RECORD EXCERPTS —
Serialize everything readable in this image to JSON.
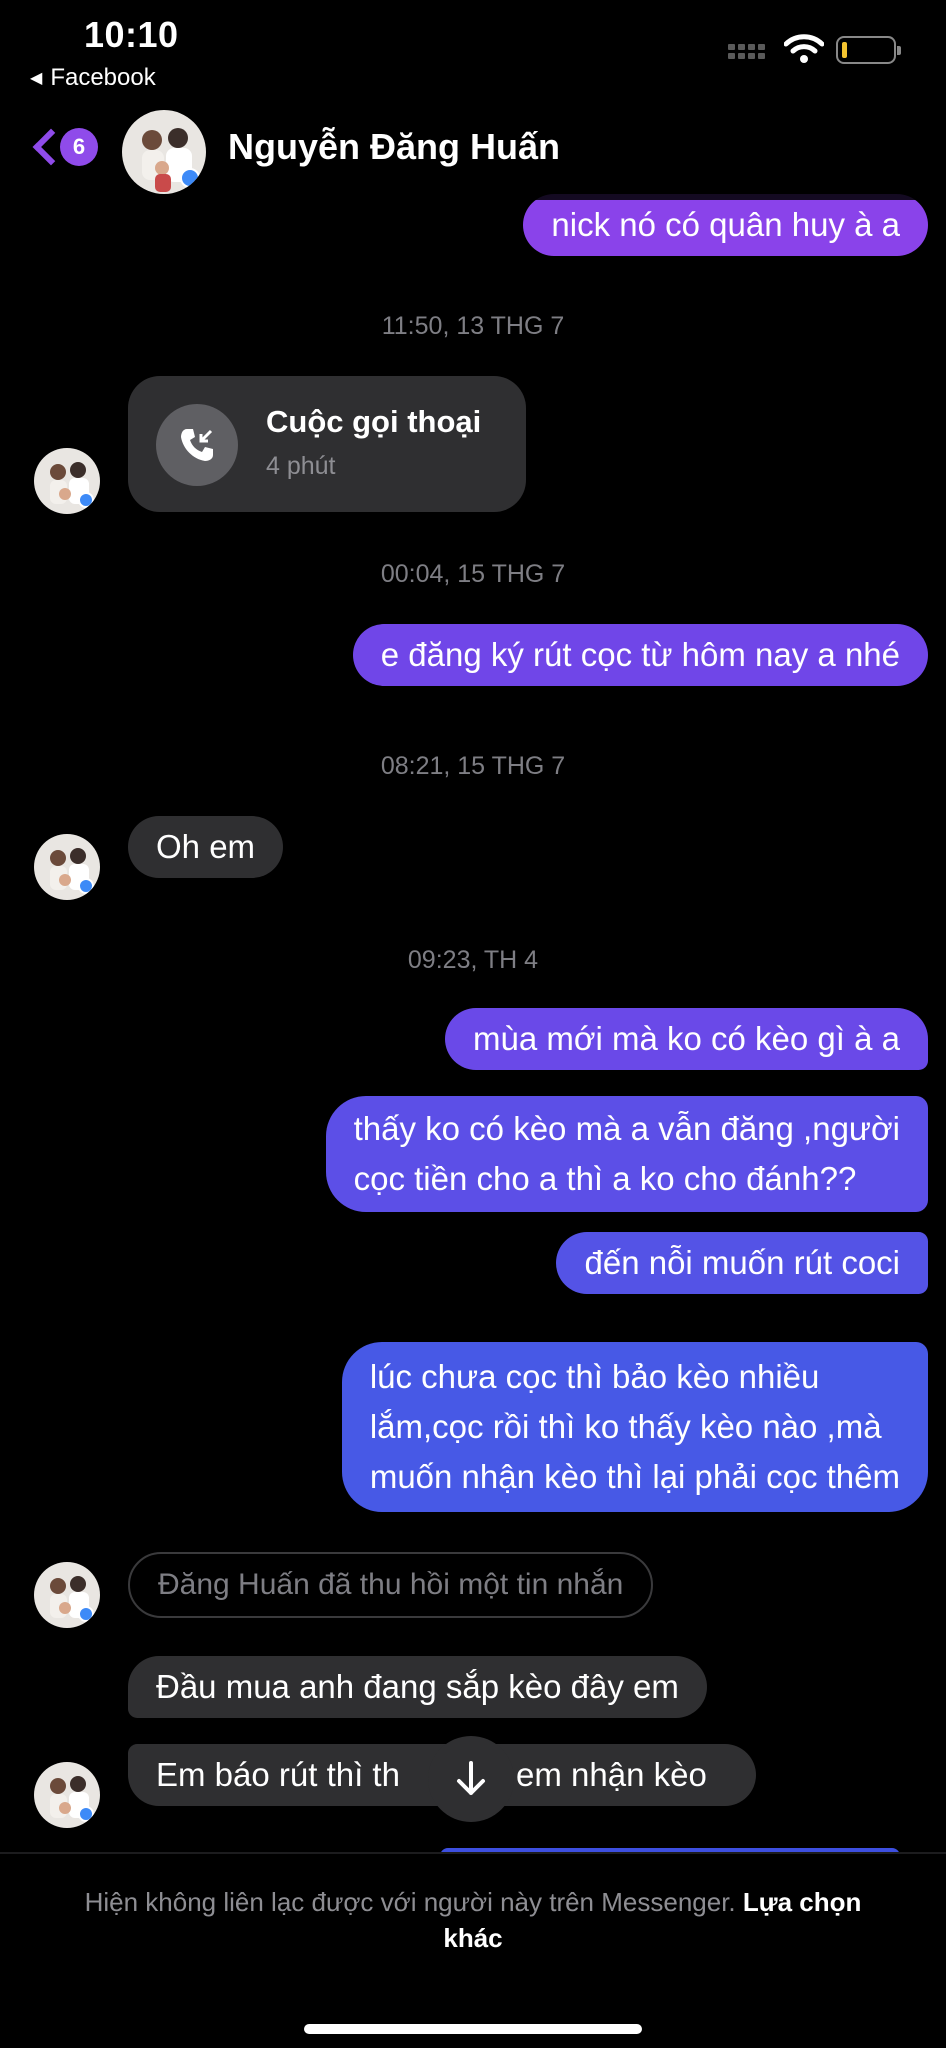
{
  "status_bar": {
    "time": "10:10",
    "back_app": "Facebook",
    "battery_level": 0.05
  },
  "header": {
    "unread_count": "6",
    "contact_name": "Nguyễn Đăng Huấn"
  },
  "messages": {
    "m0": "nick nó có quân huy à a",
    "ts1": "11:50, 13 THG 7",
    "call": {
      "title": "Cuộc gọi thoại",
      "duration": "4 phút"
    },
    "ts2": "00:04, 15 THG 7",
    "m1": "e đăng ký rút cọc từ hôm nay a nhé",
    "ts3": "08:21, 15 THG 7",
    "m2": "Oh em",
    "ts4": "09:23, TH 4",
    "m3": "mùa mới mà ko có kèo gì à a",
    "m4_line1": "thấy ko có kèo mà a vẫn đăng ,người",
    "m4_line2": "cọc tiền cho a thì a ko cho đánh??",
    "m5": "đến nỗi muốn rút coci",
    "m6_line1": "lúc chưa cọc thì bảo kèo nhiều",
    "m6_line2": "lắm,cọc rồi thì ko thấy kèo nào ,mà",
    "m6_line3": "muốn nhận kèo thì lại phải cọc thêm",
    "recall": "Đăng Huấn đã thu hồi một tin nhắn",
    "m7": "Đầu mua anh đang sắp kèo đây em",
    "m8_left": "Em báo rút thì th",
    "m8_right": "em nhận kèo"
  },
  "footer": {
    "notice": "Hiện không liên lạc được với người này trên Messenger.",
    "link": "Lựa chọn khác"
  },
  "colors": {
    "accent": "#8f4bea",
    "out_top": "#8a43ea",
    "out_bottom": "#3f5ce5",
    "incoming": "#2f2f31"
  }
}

* * *

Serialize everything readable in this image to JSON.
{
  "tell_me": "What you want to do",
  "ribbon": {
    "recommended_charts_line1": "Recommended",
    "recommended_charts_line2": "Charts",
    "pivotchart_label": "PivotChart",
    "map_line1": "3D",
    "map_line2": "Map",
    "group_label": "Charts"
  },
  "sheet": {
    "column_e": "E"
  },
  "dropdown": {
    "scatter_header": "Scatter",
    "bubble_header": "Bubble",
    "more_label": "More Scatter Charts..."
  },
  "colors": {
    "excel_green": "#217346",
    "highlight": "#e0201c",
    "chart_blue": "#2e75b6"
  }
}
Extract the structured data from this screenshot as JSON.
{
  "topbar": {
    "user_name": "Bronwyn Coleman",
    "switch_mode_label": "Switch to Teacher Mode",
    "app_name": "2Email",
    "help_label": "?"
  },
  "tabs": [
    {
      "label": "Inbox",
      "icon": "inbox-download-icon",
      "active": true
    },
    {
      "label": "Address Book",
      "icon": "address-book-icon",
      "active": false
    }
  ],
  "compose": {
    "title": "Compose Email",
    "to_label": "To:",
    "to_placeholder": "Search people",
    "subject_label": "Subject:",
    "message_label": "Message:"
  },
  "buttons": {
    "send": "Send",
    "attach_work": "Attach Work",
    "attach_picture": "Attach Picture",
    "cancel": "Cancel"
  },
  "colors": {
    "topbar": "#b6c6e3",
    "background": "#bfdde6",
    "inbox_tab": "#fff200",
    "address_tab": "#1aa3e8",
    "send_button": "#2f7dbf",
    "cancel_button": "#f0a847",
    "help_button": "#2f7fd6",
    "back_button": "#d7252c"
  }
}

...

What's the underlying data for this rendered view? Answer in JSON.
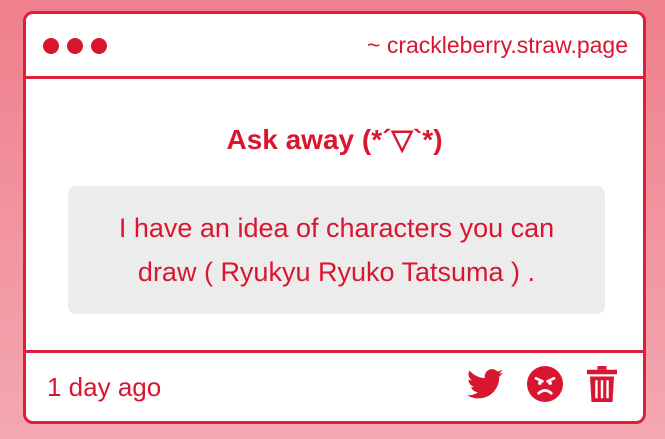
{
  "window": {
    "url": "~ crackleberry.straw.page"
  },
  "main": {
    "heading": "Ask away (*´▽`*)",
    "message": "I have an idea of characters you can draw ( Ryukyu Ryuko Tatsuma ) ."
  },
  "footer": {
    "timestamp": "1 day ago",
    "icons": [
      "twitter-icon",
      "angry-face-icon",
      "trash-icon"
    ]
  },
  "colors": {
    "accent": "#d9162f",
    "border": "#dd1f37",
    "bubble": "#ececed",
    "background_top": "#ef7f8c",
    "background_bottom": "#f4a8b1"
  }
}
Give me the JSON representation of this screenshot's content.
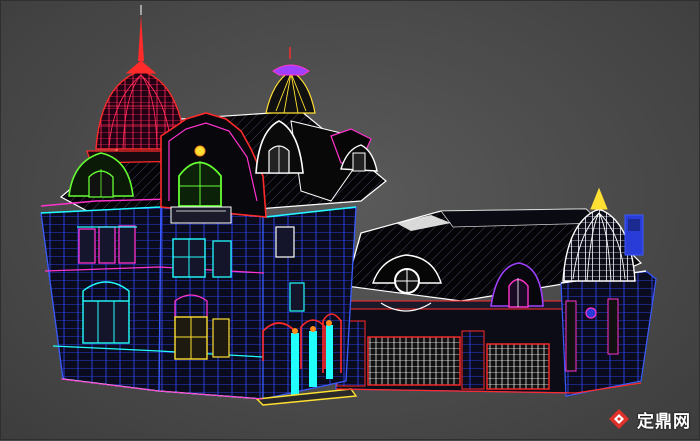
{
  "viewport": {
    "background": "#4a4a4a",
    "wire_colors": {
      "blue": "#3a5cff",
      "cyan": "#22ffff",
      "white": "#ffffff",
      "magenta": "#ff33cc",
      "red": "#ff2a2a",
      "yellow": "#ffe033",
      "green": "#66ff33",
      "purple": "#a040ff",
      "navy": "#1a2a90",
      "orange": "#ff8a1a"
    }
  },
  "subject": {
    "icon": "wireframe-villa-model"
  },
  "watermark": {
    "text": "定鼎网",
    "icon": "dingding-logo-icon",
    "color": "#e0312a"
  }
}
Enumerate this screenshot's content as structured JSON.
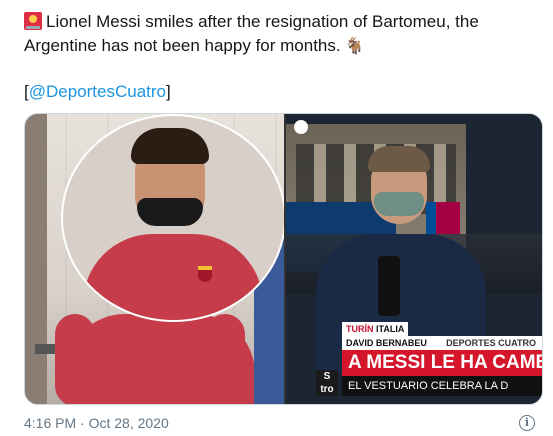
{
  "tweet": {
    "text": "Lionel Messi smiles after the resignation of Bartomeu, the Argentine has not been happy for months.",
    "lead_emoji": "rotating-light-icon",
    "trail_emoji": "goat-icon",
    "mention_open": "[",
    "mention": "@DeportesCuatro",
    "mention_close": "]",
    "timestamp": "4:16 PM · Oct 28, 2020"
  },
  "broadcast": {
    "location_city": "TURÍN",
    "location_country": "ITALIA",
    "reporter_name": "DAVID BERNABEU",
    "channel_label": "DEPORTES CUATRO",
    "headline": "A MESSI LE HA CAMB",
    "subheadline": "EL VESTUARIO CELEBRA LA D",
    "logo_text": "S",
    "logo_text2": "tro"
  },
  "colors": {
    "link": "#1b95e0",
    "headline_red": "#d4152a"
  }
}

WHAT THE TASK REQUIRES — Go through the listing above and return every line where the word "nhận" occurs.

COMPLETED EXERCISE —
    "m6_line3": "muốn nhận kèo thì lại phải cọc thêm",
    "m8_right": "em nhận kèo"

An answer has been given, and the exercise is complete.